:: SET TASK ::
Wherever the word "Nguyên" shows up in a line, please copy that line.

- - - - -

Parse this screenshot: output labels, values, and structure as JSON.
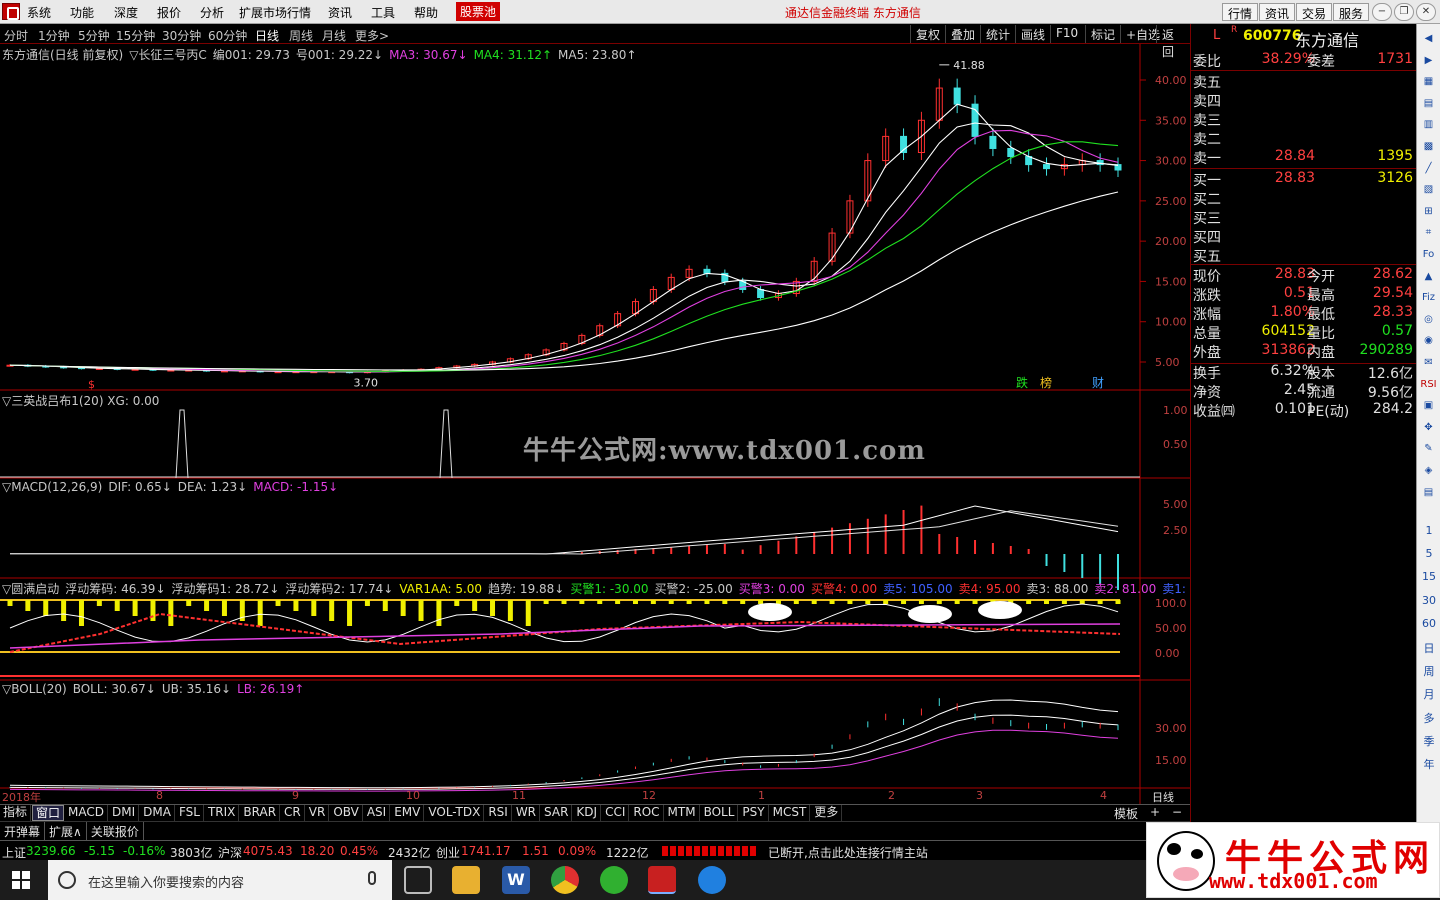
{
  "menu": {
    "items": [
      "系统",
      "功能",
      "深度",
      "报价",
      "分析",
      "扩展市场行情",
      "资讯",
      "工具",
      "帮助"
    ],
    "pool": "股票池",
    "center_title": "通达信金融终端  东方通信",
    "right_buttons": [
      "行情",
      "资讯",
      "交易",
      "服务"
    ]
  },
  "periods": [
    "分时",
    "1分钟",
    "5分钟",
    "15分钟",
    "30分钟",
    "60分钟",
    "日线",
    "周线",
    "月线",
    "更多>"
  ],
  "active_period": "日线",
  "toolbar": [
    "复权",
    "叠加",
    "统计",
    "画线",
    "F10",
    "标记",
    "+自选",
    "返回"
  ],
  "main_panel": {
    "title": "东方通信(日线 前复权)",
    "indicator": "▽长征三号丙C",
    "items": [
      {
        "text": "编001: 29.73",
        "color": "#c8c8c8"
      },
      {
        "text": "号001: 29.22↓",
        "color": "#c8c8c8"
      },
      {
        "text": "MA3: 30.67↓",
        "color": "#e040e0"
      },
      {
        "text": "MA4: 31.12↑",
        "color": "#20e020"
      },
      {
        "text": "MA5: 23.80↑",
        "color": "#c8c8c8"
      }
    ],
    "high_label": "41.88",
    "low_label": "3.70",
    "markers": [
      "跌",
      "榜",
      "财"
    ]
  },
  "panel2": {
    "title": "▽三英战吕布1(20)  XG: 0.00",
    "axis": [
      "1.00",
      "0.50"
    ]
  },
  "watermark_text": "牛牛公式网:www.tdx001.com",
  "macd_panel": {
    "items": [
      {
        "text": "▽MACD(12,26,9)",
        "color": "#c8c8c8"
      },
      {
        "text": "DIF: 0.65↓",
        "color": "#c8c8c8"
      },
      {
        "text": "DEA: 1.23↓",
        "color": "#c8c8c8"
      },
      {
        "text": "MACD: -1.15↓",
        "color": "#e040e0"
      }
    ],
    "axis": [
      "5.00",
      "2.50"
    ]
  },
  "yuanman_panel": {
    "items": [
      {
        "text": "▽圆满启动",
        "color": "#c8c8c8"
      },
      {
        "text": "浮动筹码: 46.39↓",
        "color": "#c8c8c8"
      },
      {
        "text": "浮动筹码1: 28.72↓",
        "color": "#c8c8c8"
      },
      {
        "text": "浮动筹码2: 17.74↓",
        "color": "#c8c8c8"
      },
      {
        "text": "VAR1AA: 5.00",
        "color": "#f0f000"
      },
      {
        "text": "趋势: 19.88↓",
        "color": "#c8c8c8"
      },
      {
        "text": "买警1: -30.00",
        "color": "#20e020"
      },
      {
        "text": "买警2: -25.00",
        "color": "#c8c8c8"
      },
      {
        "text": "买警3: 0.00",
        "color": "#e040e0"
      },
      {
        "text": "买警4: 0.00",
        "color": "#ff3030"
      },
      {
        "text": "卖5: 105.00",
        "color": "#4060ff"
      },
      {
        "text": "卖4: 95.00",
        "color": "#ff3030"
      },
      {
        "text": "卖3: 88.00",
        "color": "#c8c8c8"
      },
      {
        "text": "卖2: 81.00",
        "color": "#e040e0"
      },
      {
        "text": "卖1: 74.00",
        "color": "#4060ff"
      }
    ],
    "axis": [
      "100.0",
      "50.00",
      "0.00"
    ]
  },
  "boll_panel": {
    "items": [
      {
        "text": "▽BOLL(20)",
        "color": "#c8c8c8"
      },
      {
        "text": "BOLL: 30.67↓",
        "color": "#c8c8c8"
      },
      {
        "text": "UB: 35.16↓",
        "color": "#c8c8c8"
      },
      {
        "text": "LB: 26.19↑",
        "color": "#e040e0"
      }
    ],
    "axis": [
      "30.00",
      "15.00"
    ]
  },
  "date_axis": [
    "2018年",
    "8",
    "9",
    "10",
    "11",
    "12",
    "1",
    "2",
    "3",
    "4"
  ],
  "date_axis_right": "日线",
  "indicator_tabs": [
    "指标",
    "窗口",
    "MACD",
    "DMI",
    "DMA",
    "FSL",
    "TRIX",
    "BRAR",
    "CR",
    "VR",
    "OBV",
    "ASI",
    "EMV",
    "VOL-TDX",
    "RSI",
    "WR",
    "SAR",
    "KDJ",
    "CCI",
    "ROC",
    "MTM",
    "BOLL",
    "PSY",
    "MCST",
    "更多"
  ],
  "selected_tab": "窗口",
  "template_label": "模板",
  "sub_tabs": [
    "开弹幕",
    "扩展∧",
    "关联报价"
  ],
  "status": {
    "sh_label": "上证",
    "sh_val": "3239.66",
    "sh_chg": "-5.15",
    "sh_pct": "-0.16%",
    "sh_amt": "3803亿",
    "sz_label": "沪深",
    "sz_val": "4075.43",
    "sz_chg": "18.20",
    "sz_pct": "0.45%",
    "sz_amt": "2432亿",
    "cy_label": "创业",
    "cy_val": "1741.17",
    "cy_chg": "1.51",
    "cy_pct": "0.09%",
    "cy_amt": "1222亿",
    "conn": "已断开,点击此处连接行情主站"
  },
  "quote": {
    "code": "600776",
    "name": "东方通信",
    "L": "L",
    "R": "R",
    "weibi_label": "委比",
    "weibi": "38.29%",
    "weicha_label": "委差",
    "weicha": "1731",
    "sells": [
      {
        "label": "卖五",
        "price": "",
        "vol": ""
      },
      {
        "label": "卖四",
        "price": "",
        "vol": ""
      },
      {
        "label": "卖三",
        "price": "",
        "vol": ""
      },
      {
        "label": "卖二",
        "price": "",
        "vol": ""
      },
      {
        "label": "卖一",
        "price": "28.84",
        "vol": "1395"
      }
    ],
    "buys": [
      {
        "label": "买一",
        "price": "28.83",
        "vol": "3126"
      },
      {
        "label": "买二",
        "price": "",
        "vol": ""
      },
      {
        "label": "买三",
        "price": "",
        "vol": ""
      },
      {
        "label": "买四",
        "price": "",
        "vol": ""
      },
      {
        "label": "买五",
        "price": "",
        "vol": ""
      }
    ],
    "stats": [
      {
        "l1": "现价",
        "v1": "28.83",
        "c1": "#ff4040",
        "l2": "今开",
        "v2": "28.62",
        "c2": "#ff4040"
      },
      {
        "l1": "涨跌",
        "v1": "0.51",
        "c1": "#ff4040",
        "l2": "最高",
        "v2": "29.54",
        "c2": "#ff4040"
      },
      {
        "l1": "涨幅",
        "v1": "1.80%",
        "c1": "#ff4040",
        "l2": "最低",
        "v2": "28.33",
        "c2": "#ff4040"
      },
      {
        "l1": "总量",
        "v1": "604152",
        "c1": "#f0f000",
        "l2": "量比",
        "v2": "0.57",
        "c2": "#20e020"
      },
      {
        "l1": "外盘",
        "v1": "313862",
        "c1": "#ff4040",
        "l2": "内盘",
        "v2": "290289",
        "c2": "#20e020"
      },
      {
        "l1": "换手",
        "v1": "6.32%",
        "c1": "#e0e0e0",
        "l2": "股本",
        "v2": "12.6亿",
        "c2": "#e0e0e0"
      },
      {
        "l1": "净资",
        "v1": "2.45",
        "c1": "#e0e0e0",
        "l2": "流通",
        "v2": "9.56亿",
        "c2": "#e0e0e0"
      },
      {
        "l1": "收益㈣",
        "v1": "0.101",
        "c1": "#e0e0e0",
        "l2": "PE(动)",
        "v2": "284.2",
        "c2": "#e0e0e0"
      }
    ]
  },
  "icon_col_numbers": [
    "1",
    "5",
    "15",
    "30",
    "60",
    "日",
    "周",
    "月",
    "多",
    "季",
    "年"
  ],
  "taskbar": {
    "search_placeholder": "在这里输入你要搜索的内容"
  },
  "watermark_logo": {
    "cn": "牛牛公式网",
    "url": "www.tdx001.com"
  },
  "colors": {
    "up": "#ff3030",
    "down": "#40e0e0",
    "ma1": "#ffffff",
    "ma3": "#e040e0",
    "ma4": "#20e020",
    "axis_red": "#aa0000"
  },
  "chart_data": {
    "type": "candlestick",
    "price_axis": [
      40,
      35,
      30,
      25,
      20,
      15,
      10,
      5
    ],
    "high": 41.88,
    "low": 3.7,
    "close_series": [
      4.6,
      4.5,
      4.4,
      4.3,
      4.2,
      4.2,
      4.1,
      4.1,
      4.0,
      4.0,
      4.0,
      3.9,
      3.9,
      3.9,
      3.8,
      3.8,
      3.8,
      3.8,
      3.8,
      3.7,
      3.8,
      3.9,
      4.0,
      4.1,
      4.3,
      4.5,
      4.7,
      5.0,
      5.4,
      5.9,
      6.5,
      7.3,
      8.3,
      9.5,
      11.0,
      12.5,
      14.0,
      15.5,
      16.5,
      16.0,
      15.0,
      14.0,
      13.0,
      13.5,
      15.0,
      17.5,
      21.0,
      25.0,
      30.0,
      33.0,
      31.0,
      35.0,
      39.0,
      37.0,
      33.0,
      31.5,
      30.5,
      29.5,
      29.0,
      29.5,
      30.0,
      29.5,
      28.83
    ]
  }
}
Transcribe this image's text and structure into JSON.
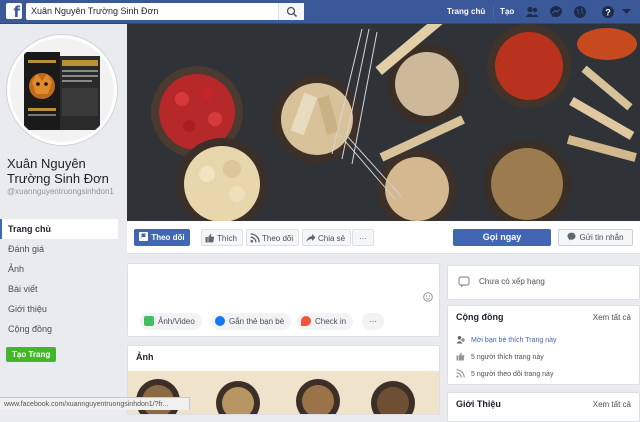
{
  "topbar": {
    "logo": "f",
    "search_value": "Xuân Nguyên Trường Sinh Đơn",
    "home_label": "Trang chủ",
    "create_label": "Tạo"
  },
  "page": {
    "name": "Xuân Nguyên Trường Sinh Đơn",
    "handle": "@xuannguyentruongsinhdon1"
  },
  "leftnav": {
    "items": [
      "Trang chủ",
      "Đánh giá",
      "Ảnh",
      "Bài viết",
      "Giới thiệu",
      "Cộng đồng"
    ],
    "create_page": "Tạo Trang"
  },
  "actions": {
    "follow_main": "Theo dõi",
    "like": "Thích",
    "follow": "Theo dõi",
    "share": "Chia sẻ",
    "more": "···",
    "call_now": "Gọi ngay",
    "send_message": "Gửi tin nhắn"
  },
  "composer": {
    "photo_video": "Ảnh/Video",
    "tag_friends": "Gắn thẻ bạn bè",
    "check_in": "Check in",
    "more": "···"
  },
  "photos": {
    "title": "Ảnh"
  },
  "rating": {
    "text": "Chưa có xếp hạng"
  },
  "community": {
    "title": "Cộng đồng",
    "see_all": "Xem tất cả",
    "invite": "Mời bạn bè thích Trang này",
    "likes": "5 người thích trang này",
    "follows": "5 người theo dõi trang này"
  },
  "about": {
    "title": "Giới Thiệu",
    "see_all": "Xem tất cả"
  },
  "status_url": "www.facebook.com/xuannguyentruongsinhdon1/?fr...",
  "colors": {
    "brand": "#3b5998",
    "primary_button": "#4267b2",
    "create_button": "#42b72a"
  }
}
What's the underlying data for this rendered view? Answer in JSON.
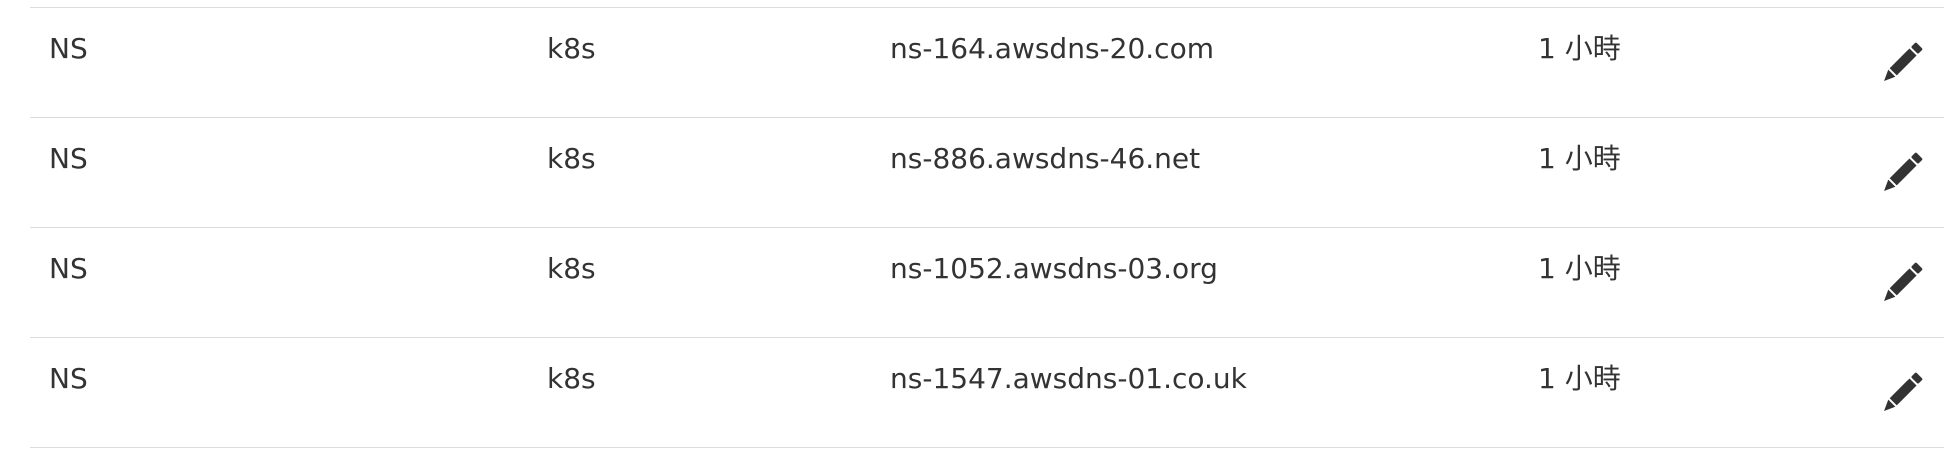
{
  "records": [
    {
      "type": "NS",
      "name": "k8s",
      "value": "ns-164.awsdns-20.com",
      "ttl": "1 小時",
      "action_icon": "pencil-icon"
    },
    {
      "type": "NS",
      "name": "k8s",
      "value": "ns-886.awsdns-46.net",
      "ttl": "1 小時",
      "action_icon": "pencil-icon"
    },
    {
      "type": "NS",
      "name": "k8s",
      "value": "ns-1052.awsdns-03.org",
      "ttl": "1 小時",
      "action_icon": "pencil-icon"
    },
    {
      "type": "NS",
      "name": "k8s",
      "value": "ns-1547.awsdns-01.co.uk",
      "ttl": "1 小時",
      "action_icon": "pencil-icon"
    }
  ],
  "colors": {
    "text": "#333333",
    "divider": "#dcdcdc",
    "icon": "#333333"
  }
}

- - - - -

:: FULL RESPONSE ::
    "search_value": "Xuân Nguyên Trường Sinh Đơn",
    "name": "Xuân Nguyên Trường Sinh Đơn",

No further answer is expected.